-- Task brief --
Report how many lines of the entries below contain the word "there", and nothing more.

Saved entries:
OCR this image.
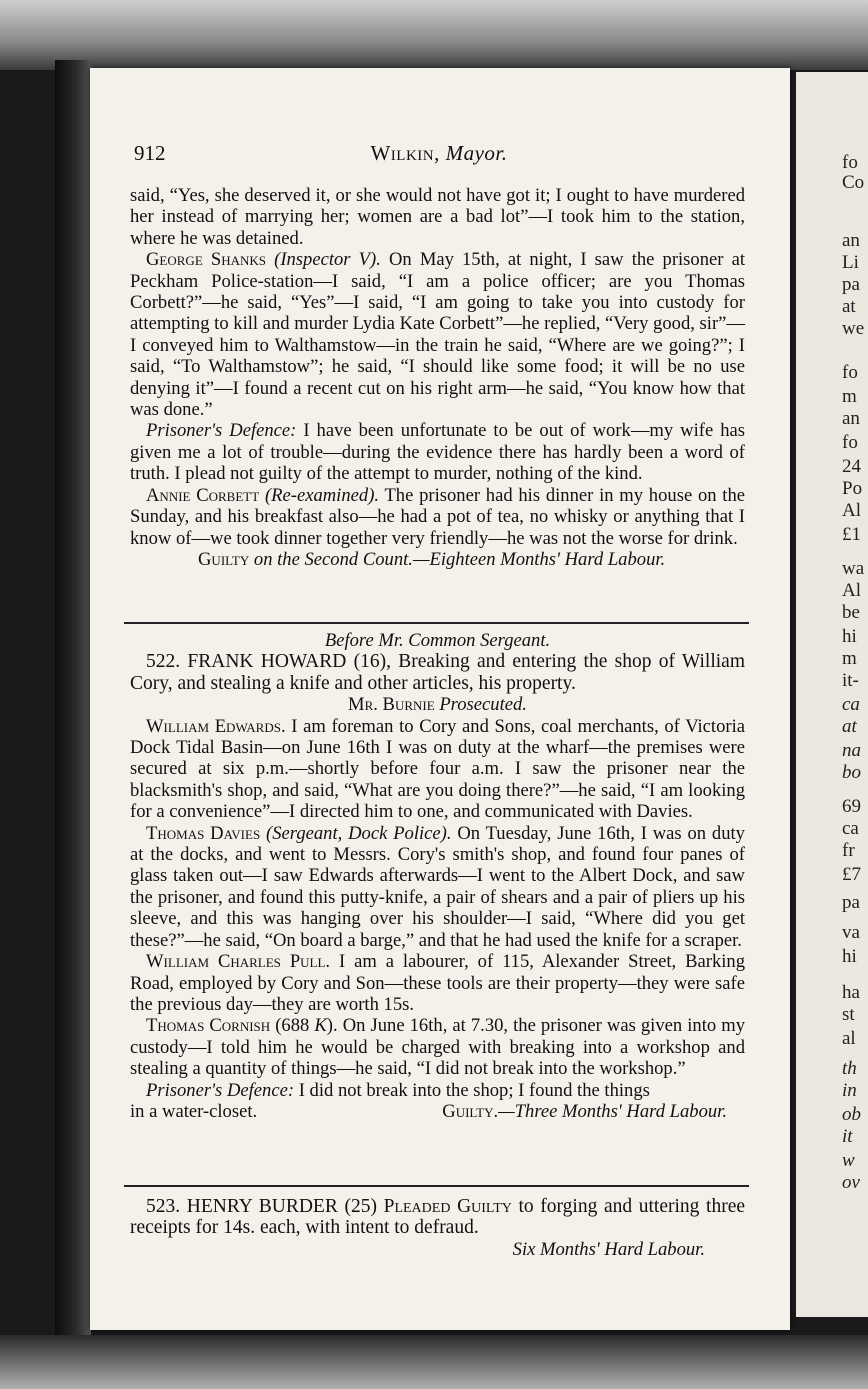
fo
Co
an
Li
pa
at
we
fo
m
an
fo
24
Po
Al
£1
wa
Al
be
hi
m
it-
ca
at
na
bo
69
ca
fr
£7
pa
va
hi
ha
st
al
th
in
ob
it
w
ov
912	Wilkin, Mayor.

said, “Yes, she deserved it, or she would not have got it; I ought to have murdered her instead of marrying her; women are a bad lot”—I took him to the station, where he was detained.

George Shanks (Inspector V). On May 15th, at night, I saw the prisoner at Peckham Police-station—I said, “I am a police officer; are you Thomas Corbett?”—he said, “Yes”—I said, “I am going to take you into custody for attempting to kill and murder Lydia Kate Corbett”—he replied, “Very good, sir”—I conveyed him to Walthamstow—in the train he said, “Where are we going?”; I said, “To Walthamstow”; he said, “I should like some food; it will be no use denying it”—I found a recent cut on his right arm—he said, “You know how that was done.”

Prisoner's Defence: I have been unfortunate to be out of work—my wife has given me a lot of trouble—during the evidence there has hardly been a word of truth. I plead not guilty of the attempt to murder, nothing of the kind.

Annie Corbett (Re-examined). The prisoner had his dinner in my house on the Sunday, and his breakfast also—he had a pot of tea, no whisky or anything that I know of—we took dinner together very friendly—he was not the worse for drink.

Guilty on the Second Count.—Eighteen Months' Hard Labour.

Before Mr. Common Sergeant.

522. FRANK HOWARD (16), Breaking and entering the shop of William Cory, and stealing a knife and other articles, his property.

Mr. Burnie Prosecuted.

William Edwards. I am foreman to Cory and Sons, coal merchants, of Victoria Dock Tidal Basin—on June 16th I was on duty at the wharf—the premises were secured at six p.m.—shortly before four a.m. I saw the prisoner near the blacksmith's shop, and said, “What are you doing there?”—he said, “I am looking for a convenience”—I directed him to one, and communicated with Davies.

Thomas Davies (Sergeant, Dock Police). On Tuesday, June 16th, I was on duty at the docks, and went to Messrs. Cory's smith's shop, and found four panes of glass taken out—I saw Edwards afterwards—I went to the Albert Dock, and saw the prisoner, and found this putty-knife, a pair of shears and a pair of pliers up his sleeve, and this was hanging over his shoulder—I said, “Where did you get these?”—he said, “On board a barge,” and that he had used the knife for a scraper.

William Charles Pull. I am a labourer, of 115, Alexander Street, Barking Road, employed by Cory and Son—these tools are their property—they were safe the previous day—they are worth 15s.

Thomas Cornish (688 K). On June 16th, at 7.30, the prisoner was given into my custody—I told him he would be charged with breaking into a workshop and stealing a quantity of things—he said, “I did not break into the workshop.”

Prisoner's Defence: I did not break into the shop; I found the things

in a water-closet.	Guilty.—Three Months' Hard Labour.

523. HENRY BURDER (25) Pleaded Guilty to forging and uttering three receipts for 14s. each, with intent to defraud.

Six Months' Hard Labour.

==

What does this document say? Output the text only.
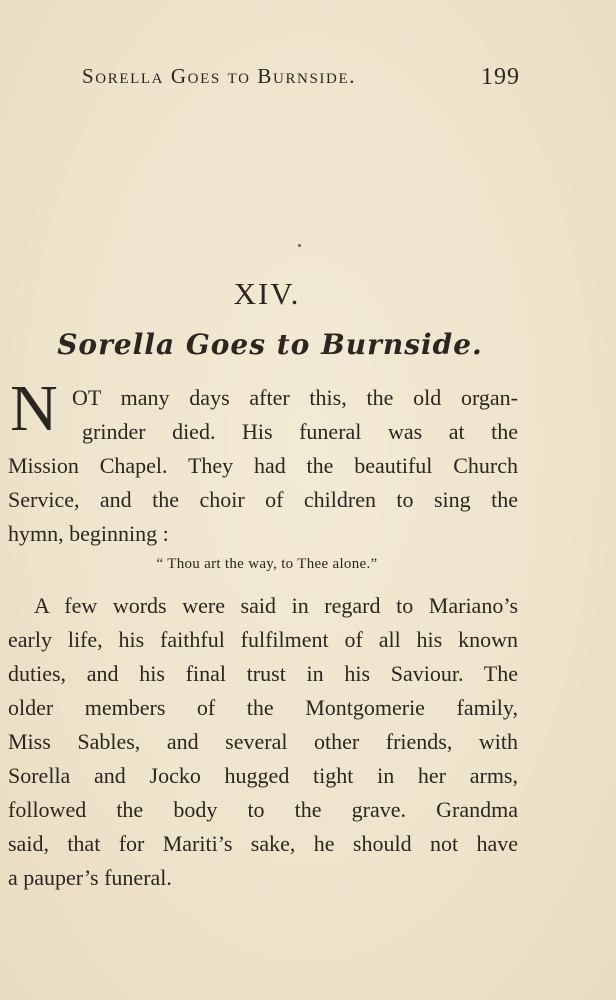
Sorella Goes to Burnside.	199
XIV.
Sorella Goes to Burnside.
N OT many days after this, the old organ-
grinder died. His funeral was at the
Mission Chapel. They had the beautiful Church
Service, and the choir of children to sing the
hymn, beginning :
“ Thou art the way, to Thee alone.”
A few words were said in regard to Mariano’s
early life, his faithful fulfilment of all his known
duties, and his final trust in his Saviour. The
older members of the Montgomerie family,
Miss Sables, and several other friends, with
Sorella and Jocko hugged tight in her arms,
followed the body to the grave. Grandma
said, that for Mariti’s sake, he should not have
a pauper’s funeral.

-- Response for this exercise --
2